§ **Problem**: What you return must match the records exactly, except that the pictures are gone.

§ **Information supplied**:
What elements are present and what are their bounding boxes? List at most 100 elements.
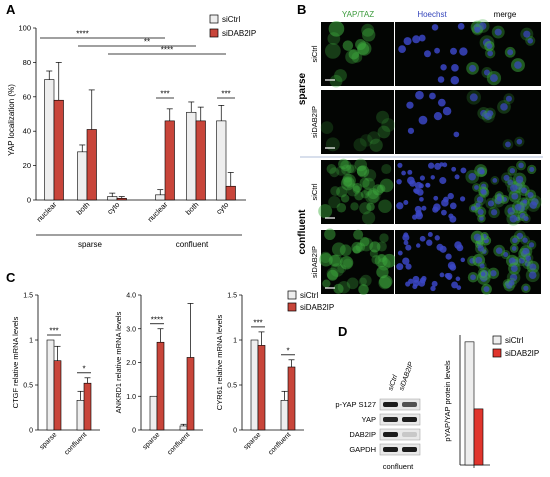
panel-c-bar-0-dab-0 — [53, 360, 62, 431]
cell-nucleus — [450, 47, 457, 55]
cell-yap — [365, 190, 379, 204]
cell-yap — [328, 196, 341, 209]
cell-nucleus — [446, 275, 452, 280]
cell-yap — [318, 204, 333, 219]
cell-yap — [341, 164, 352, 175]
cell-nucleus — [405, 244, 412, 251]
panel-c-ytick-label: 1 — [233, 338, 237, 345]
cell-nucleus — [439, 177, 447, 185]
panel-a-sig-label: **** — [76, 30, 88, 39]
cell-nucleus — [528, 242, 535, 248]
panel-a-ytick-label: 80 — [23, 58, 31, 67]
cell-nucleus — [529, 263, 537, 271]
panel-a-bar-ctrl-3 — [155, 194, 166, 201]
cell-nucleus — [407, 169, 413, 175]
panel-a-sig-label: *** — [221, 90, 230, 99]
cell-nucleus — [511, 192, 519, 200]
legend-label-dab: siDAB2IP — [222, 29, 256, 38]
cell-nucleus — [434, 235, 440, 241]
western-band-2-lane-0 — [383, 432, 398, 437]
cell-yap — [347, 164, 357, 174]
condition-label-sparse: sparse — [297, 72, 308, 105]
panel-c-xtick-label: sparse — [142, 431, 162, 451]
cell-yap — [339, 244, 352, 257]
panel-c-ytick-label: 0 — [132, 428, 136, 435]
cell-yap — [379, 178, 394, 193]
western-band-3-lane-1 — [402, 447, 417, 452]
col-header-merge: merge — [494, 10, 517, 19]
cell-yap — [336, 202, 347, 213]
panel-c-ytick-label: 1 — [29, 338, 33, 345]
cell-yap — [334, 69, 347, 82]
cell-yap — [340, 160, 352, 172]
cell-nucleus — [514, 203, 522, 211]
cell-nucleus — [425, 182, 431, 188]
cell-nucleus — [468, 172, 476, 181]
cell-yap — [361, 23, 375, 37]
cell-nucleus — [402, 257, 410, 265]
panel-c-bar-2-dab-1 — [287, 366, 296, 431]
cell-nucleus — [524, 260, 531, 267]
panel-c-sig-label: **** — [151, 315, 163, 324]
micro-tile-r2-c1 — [395, 160, 468, 224]
panel-a-ytick-label: 0 — [27, 196, 31, 205]
group-label-confluent: confluent — [176, 240, 209, 249]
cell-nucleus — [431, 280, 438, 287]
panel-c-xtick-label: sparse — [39, 431, 59, 451]
cell-nucleus — [434, 162, 442, 170]
panel-a-xtick-label-2: cyto — [105, 200, 121, 216]
cell-nucleus — [449, 263, 457, 271]
panel-a-chart: YAP localization (%) 0 20 40 60 80 100 nuclea… — [7, 14, 256, 249]
cell-yap — [322, 279, 331, 288]
cell-nucleus — [432, 206, 439, 213]
panel-a-bar-dab-4 — [195, 120, 206, 201]
cell-yap — [337, 280, 351, 294]
cell-yap — [354, 158, 368, 172]
legend-d-label-ctrl: siCtrl — [505, 336, 523, 345]
legend-c-label-dab: siDAB2IP — [300, 303, 334, 312]
group-label-sparse: sparse — [78, 240, 103, 249]
cell-nucleus — [424, 50, 431, 58]
cell-nucleus — [477, 208, 484, 215]
cell-nucleus — [406, 101, 414, 109]
cell-yap — [382, 253, 397, 268]
cell-nucleus — [457, 23, 465, 30]
micro-tile-r1-c1 — [395, 90, 468, 154]
micro-row-label-3: siDAB2IP — [310, 246, 319, 278]
cell-nucleus — [460, 167, 467, 174]
cell-nucleus — [507, 179, 514, 186]
cell-yap — [333, 283, 344, 294]
panel-c-xtick-label: sparse — [243, 431, 263, 451]
micro-row-label-0: siCtrl — [310, 45, 319, 62]
cell-nucleus — [449, 215, 457, 223]
cell-nucleus — [403, 240, 409, 246]
panel-c-ylabel-1: ANKRD1 relative mRNA levels — [114, 311, 123, 413]
western-band-label-2: DAB2IP — [349, 430, 376, 439]
cell-nucleus — [427, 232, 433, 238]
panel-label-d: D — [338, 324, 347, 339]
cell-nucleus — [437, 76, 445, 83]
panel-c-bar-0-ctrl-1 — [76, 399, 85, 431]
panel-label-c: C — [6, 270, 16, 285]
panel-a-bar-dab-1 — [86, 129, 97, 201]
western-band-bg-0 — [379, 398, 421, 411]
cell-nucleus — [405, 263, 412, 270]
cell-nucleus — [509, 214, 518, 223]
cell-nucleus — [407, 127, 415, 134]
cell-yap — [338, 158, 349, 170]
cell-nucleus — [478, 22, 487, 30]
panel-a-ylabel: YAP localization (%) — [7, 84, 16, 156]
cell-yap — [340, 194, 350, 203]
panel-a-xtick-label-0: nuclear — [35, 200, 59, 224]
cell-nucleus — [505, 95, 512, 102]
cell-nucleus — [419, 235, 426, 242]
legend-d-label-dab: siDAB2IP — [505, 349, 539, 358]
cell-yap — [359, 237, 374, 252]
cell-nucleus — [421, 205, 427, 211]
panel-c-ytick-label: 1.5 — [227, 293, 237, 300]
panel-d-bar-ctrl — [464, 341, 475, 466]
panel-c-bar-1-dab-1 — [186, 357, 195, 431]
panel-a-bar-ctrl-2 — [107, 196, 118, 201]
cell-nucleus — [521, 187, 528, 194]
cell-nucleus — [442, 106, 452, 116]
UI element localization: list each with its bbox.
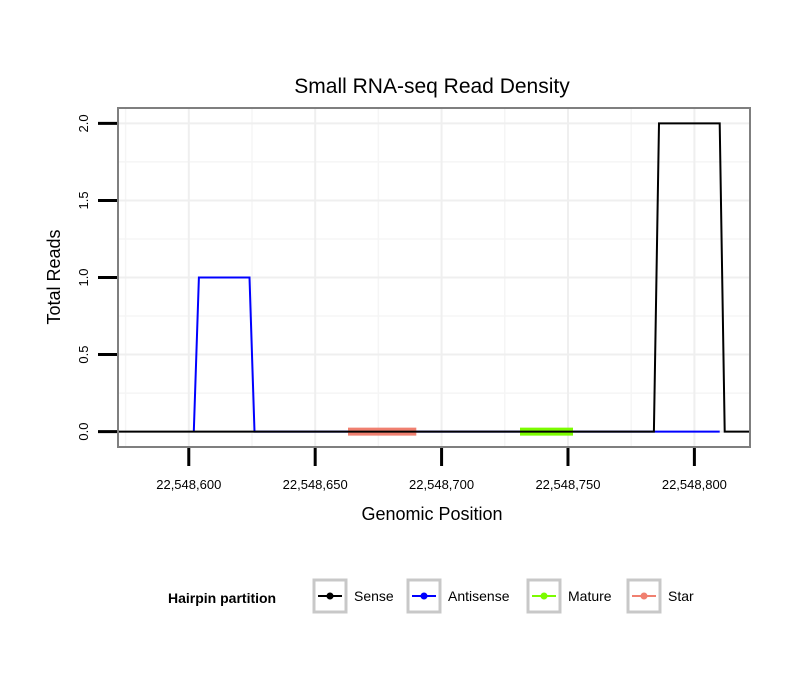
- y-tick-label: 1.0: [76, 268, 91, 286]
- legend-key-dot: [640, 592, 648, 600]
- y-tick-label: 2.0: [76, 114, 91, 132]
- series-layer: [118, 122, 750, 436]
- grid: [118, 108, 750, 447]
- series-sense-line: [118, 122, 750, 433]
- y-tick-label: 0.0: [76, 423, 91, 441]
- legend-key-dot: [420, 592, 428, 600]
- legend-label: Star: [668, 588, 694, 604]
- legend-key-dot: [326, 592, 334, 600]
- legend-item-mature: Mature: [526, 578, 612, 614]
- legend-label: Mature: [568, 588, 612, 604]
- legend-item-sense: Sense: [312, 578, 394, 614]
- x-tick-label: 22,548,800: [662, 477, 727, 492]
- legend: Hairpin partition Sense Antisense Mature St…: [168, 578, 694, 614]
- y-tick-label: 1.5: [76, 191, 91, 209]
- legend-item-antisense: Antisense: [406, 578, 510, 614]
- chart-title: Small RNA-seq Read Density: [294, 75, 570, 98]
- legend-label: Antisense: [448, 588, 510, 604]
- y-tick-label: 0.5: [76, 346, 91, 364]
- x-tick-label: 22,548,600: [156, 477, 221, 492]
- x-tick-label: 22,548,750: [535, 477, 600, 492]
- y-axis-title: Total Reads: [44, 229, 64, 324]
- x-axis: 22,548,600 22,548,650 22,548,700 22,548,750…: [156, 448, 727, 492]
- legend-label: Sense: [354, 588, 394, 604]
- x-tick-label: 22,548,650: [283, 477, 348, 492]
- x-tick-label: 22,548,700: [409, 477, 474, 492]
- legend-title: Hairpin partition: [168, 590, 276, 606]
- legend-items: Sense Antisense Mature Star: [312, 578, 694, 614]
- legend-item-star: Star: [626, 578, 694, 614]
- y-axis: 0.0 0.5 1.0 1.5 2.0: [76, 114, 117, 441]
- series-antisense-line: [192, 276, 720, 433]
- plot-frame: [117, 107, 751, 448]
- legend-key-dot: [540, 592, 548, 600]
- x-axis-title: Genomic Position: [361, 504, 502, 524]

§ **Task result**:
What elements are present and what are their bounding boxes? List at most 100 elements.
panel-c-bar-0-dab-0 — [53, 360, 62, 431]
cell-nucleus — [450, 47, 457, 55]
cell-yap — [365, 190, 379, 204]
cell-yap — [328, 196, 341, 209]
cell-nucleus — [446, 275, 452, 280]
cell-yap — [318, 204, 333, 219]
cell-yap — [341, 164, 352, 175]
cell-nucleus — [405, 244, 412, 251]
panel-c-ytick-label: 1 — [233, 338, 237, 345]
cell-nucleus — [439, 177, 447, 185]
panel-a-sig-label: **** — [76, 30, 88, 39]
cell-nucleus — [528, 242, 535, 248]
panel-a-ytick-label: 80 — [23, 58, 31, 67]
cell-nucleus — [529, 263, 537, 271]
panel-a-bar-ctrl-3 — [155, 194, 166, 201]
cell-nucleus — [407, 169, 413, 175]
panel-a-sig-label: *** — [221, 90, 230, 99]
cell-nucleus — [511, 192, 519, 200]
legend-label-dab: siDAB2IP — [222, 29, 256, 38]
cell-nucleus — [434, 235, 440, 241]
western-band-2-lane-0 — [383, 432, 398, 437]
cell-yap — [347, 164, 357, 174]
condition-label-sparse: sparse — [297, 72, 308, 105]
panel-c-xtick-label: sparse — [142, 431, 162, 451]
cell-yap — [339, 244, 352, 257]
panel-c-ytick-label: 0 — [132, 428, 136, 435]
cell-yap — [379, 178, 394, 193]
western-band-3-lane-1 — [402, 447, 417, 452]
col-header-merge: merge — [494, 10, 517, 19]
cell-yap — [336, 202, 347, 213]
panel-c-ytick-label: 1 — [29, 338, 33, 345]
cell-yap — [334, 69, 347, 82]
cell-yap — [340, 160, 352, 172]
cell-nucleus — [514, 203, 522, 211]
cell-nucleus — [425, 182, 431, 188]
cell-nucleus — [468, 172, 476, 181]
cell-yap — [361, 23, 375, 37]
cell-nucleus — [402, 257, 410, 265]
panel-c-bar-2-dab-1 — [287, 366, 296, 431]
cell-nucleus — [524, 260, 531, 267]
panel-c-sig-label: **** — [151, 315, 163, 324]
micro-tile-r2-c1 — [395, 160, 468, 224]
panel-a-ytick-label: 0 — [27, 196, 31, 205]
group-label-confluent: confluent — [176, 240, 209, 249]
cell-nucleus — [431, 280, 438, 287]
panel-c-xtick-label: sparse — [39, 431, 59, 451]
cell-nucleus — [434, 162, 442, 170]
panel-a-xtick-label-2: cyto — [105, 200, 121, 216]
cell-nucleus — [449, 263, 457, 271]
panel-a-chart: YAP localization (%) 0 20 40 60 80 100 nuclea… — [7, 14, 256, 249]
cell-yap — [322, 279, 331, 288]
cell-nucleus — [432, 206, 439, 213]
panel-a-bar-dab-4 — [195, 120, 206, 201]
cell-yap — [337, 280, 351, 294]
cell-yap — [354, 158, 368, 172]
legend-d-label-ctrl: siCtrl — [505, 336, 523, 345]
legend-c-label-dab: siDAB2IP — [300, 303, 334, 312]
group-label-sparse: sparse — [78, 240, 103, 249]
cell-nucleus — [424, 50, 431, 58]
cell-nucleus — [477, 208, 484, 215]
cell-nucleus — [406, 101, 414, 109]
cell-yap — [382, 253, 397, 268]
cell-nucleus — [457, 23, 465, 30]
micro-tile-r1-c1 — [395, 90, 468, 154]
micro-row-label-3: siDAB2IP — [310, 246, 319, 278]
cell-nucleus — [460, 167, 467, 174]
cell-nucleus — [507, 179, 514, 186]
cell-yap — [333, 283, 344, 294]
panel-c-xtick-label: sparse — [243, 431, 263, 451]
micro-row-label-0: siCtrl — [310, 45, 319, 62]
cell-nucleus — [449, 215, 457, 223]
cell-nucleus — [403, 240, 409, 246]
panel-c-ylabel-1: ANKRD1 relative mRNA levels — [114, 311, 123, 413]
western-band-label-2: DAB2IP — [349, 430, 376, 439]
cell-nucleus — [427, 232, 433, 238]
panel-label-d: D — [338, 324, 347, 339]
cell-nucleus — [437, 76, 445, 83]
panel-c-bar-0-ctrl-1 — [76, 399, 85, 431]
panel-label-c: C — [6, 270, 16, 285]
panel-a-bar-dab-1 — [86, 129, 97, 201]
western-band-bg-0 — [379, 398, 421, 411]
cell-nucleus — [405, 263, 412, 270]
cell-nucleus — [509, 214, 518, 223]
cell-nucleus — [407, 127, 415, 134]
cell-yap — [338, 158, 349, 170]
cell-nucleus — [478, 22, 487, 30]
panel-a-ylabel: YAP localization (%) — [7, 84, 16, 156]
cell-yap — [340, 194, 350, 203]
panel-a-xtick-label-0: nuclear — [35, 200, 59, 224]
cell-nucleus — [505, 95, 512, 102]
cell-nucleus — [419, 235, 426, 242]
legend-d-label-dab: siDAB2IP — [505, 349, 539, 358]
cell-yap — [359, 237, 374, 252]
cell-nucleus — [421, 205, 427, 211]
panel-c-ytick-label: 1.5 — [227, 293, 237, 300]
panel-d-bar-ctrl — [464, 341, 475, 466]
panel-c-bar-1-dab-1 — [186, 357, 195, 431]
panel-a-bar-ctrl-2 — [107, 196, 118, 201]
cell-nucleus — [521, 187, 528, 194]
cell-nucleus — [442, 106, 452, 116]
UI element localization: list each with its bbox.
- y-tick-label: 1.0: [76, 268, 91, 286]
- legend-key-dot: [640, 592, 648, 600]
- y-tick-label: 2.0: [76, 114, 91, 132]
- series-layer: [118, 122, 750, 436]
- grid: [118, 108, 750, 447]
- series-sense-line: [118, 122, 750, 433]
- y-tick-label: 0.0: [76, 423, 91, 441]
- legend-key-dot: [420, 592, 428, 600]
- legend-label: Star: [668, 588, 694, 604]
- legend-key-dot: [326, 592, 334, 600]
- legend-item-mature: Mature: [526, 578, 612, 614]
- legend-label: Mature: [568, 588, 612, 604]
- legend-item-sense: Sense: [312, 578, 394, 614]
- x-tick-label: 22,548,800: [662, 477, 727, 492]
- legend: Hairpin partition Sense Antisense Mature St…: [168, 578, 694, 614]
- y-tick-label: 1.5: [76, 191, 91, 209]
- legend-item-antisense: Antisense: [406, 578, 510, 614]
- chart-title: Small RNA-seq Read Density: [294, 75, 570, 98]
- legend-label: Antisense: [448, 588, 510, 604]
- y-tick-label: 0.5: [76, 346, 91, 364]
- x-tick-label: 22,548,600: [156, 477, 221, 492]
- x-tick-label: 22,548,750: [535, 477, 600, 492]
- y-axis-title: Total Reads: [44, 229, 64, 324]
- x-axis: 22,548,600 22,548,650 22,548,700 22,548,750…: [156, 448, 727, 492]
- legend-label: Sense: [354, 588, 394, 604]
- x-tick-label: 22,548,650: [283, 477, 348, 492]
- x-tick-label: 22,548,700: [409, 477, 474, 492]
- legend-title: Hairpin partition: [168, 590, 276, 606]
- legend-items: Sense Antisense Mature Star: [312, 578, 694, 614]
- legend-item-star: Star: [626, 578, 694, 614]
- y-axis: 0.0 0.5 1.0 1.5 2.0: [76, 114, 117, 441]
- series-antisense-line: [192, 276, 720, 433]
- plot-frame: [117, 107, 751, 448]
- legend-key-dot: [540, 592, 548, 600]
- x-axis-title: Genomic Position: [361, 504, 502, 524]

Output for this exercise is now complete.